* [EXERCISE REQUIREMENTS]
Extract every record, exactly as written, and ignore the pictures.

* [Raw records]
•••

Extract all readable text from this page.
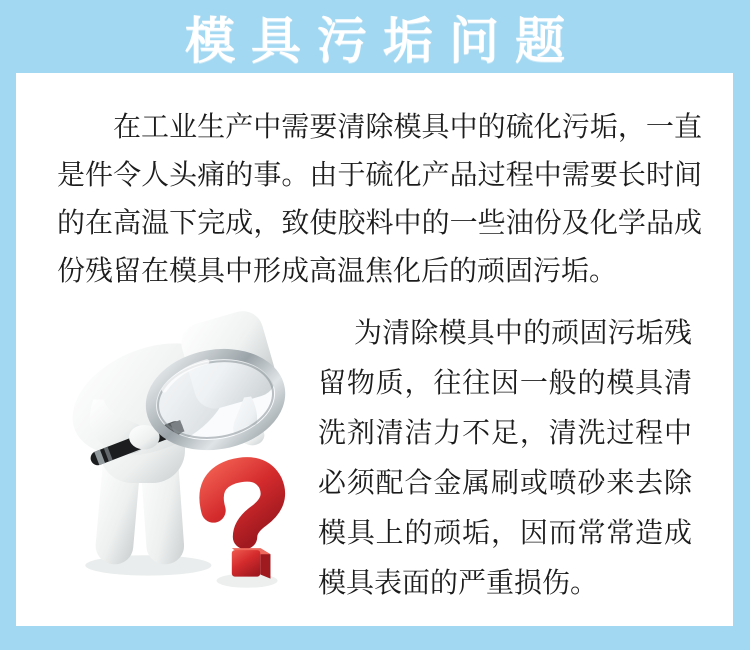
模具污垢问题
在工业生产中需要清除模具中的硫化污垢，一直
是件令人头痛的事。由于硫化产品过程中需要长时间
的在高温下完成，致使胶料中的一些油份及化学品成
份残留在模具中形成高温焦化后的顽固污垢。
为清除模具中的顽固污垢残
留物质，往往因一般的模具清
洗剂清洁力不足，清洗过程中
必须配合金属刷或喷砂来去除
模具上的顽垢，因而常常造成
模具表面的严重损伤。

•••

* [ANSWER TO THIS EXERCISE]
Extract all readable text from this page.
模具污垢问题
在工业生产中需要清除模具中的硫化污垢，一直
是件令人头痛的事。由于硫化产品过程中需要长时间
的在高温下完成，致使胶料中的一些油份及化学品成
份残留在模具中形成高温焦化后的顽固污垢。
为清除模具中的顽固污垢残
留物质，往往因一般的模具清
洗剂清洁力不足，清洗过程中
必须配合金属刷或喷砂来去除
模具上的顽垢，因而常常造成
模具表面的严重损伤。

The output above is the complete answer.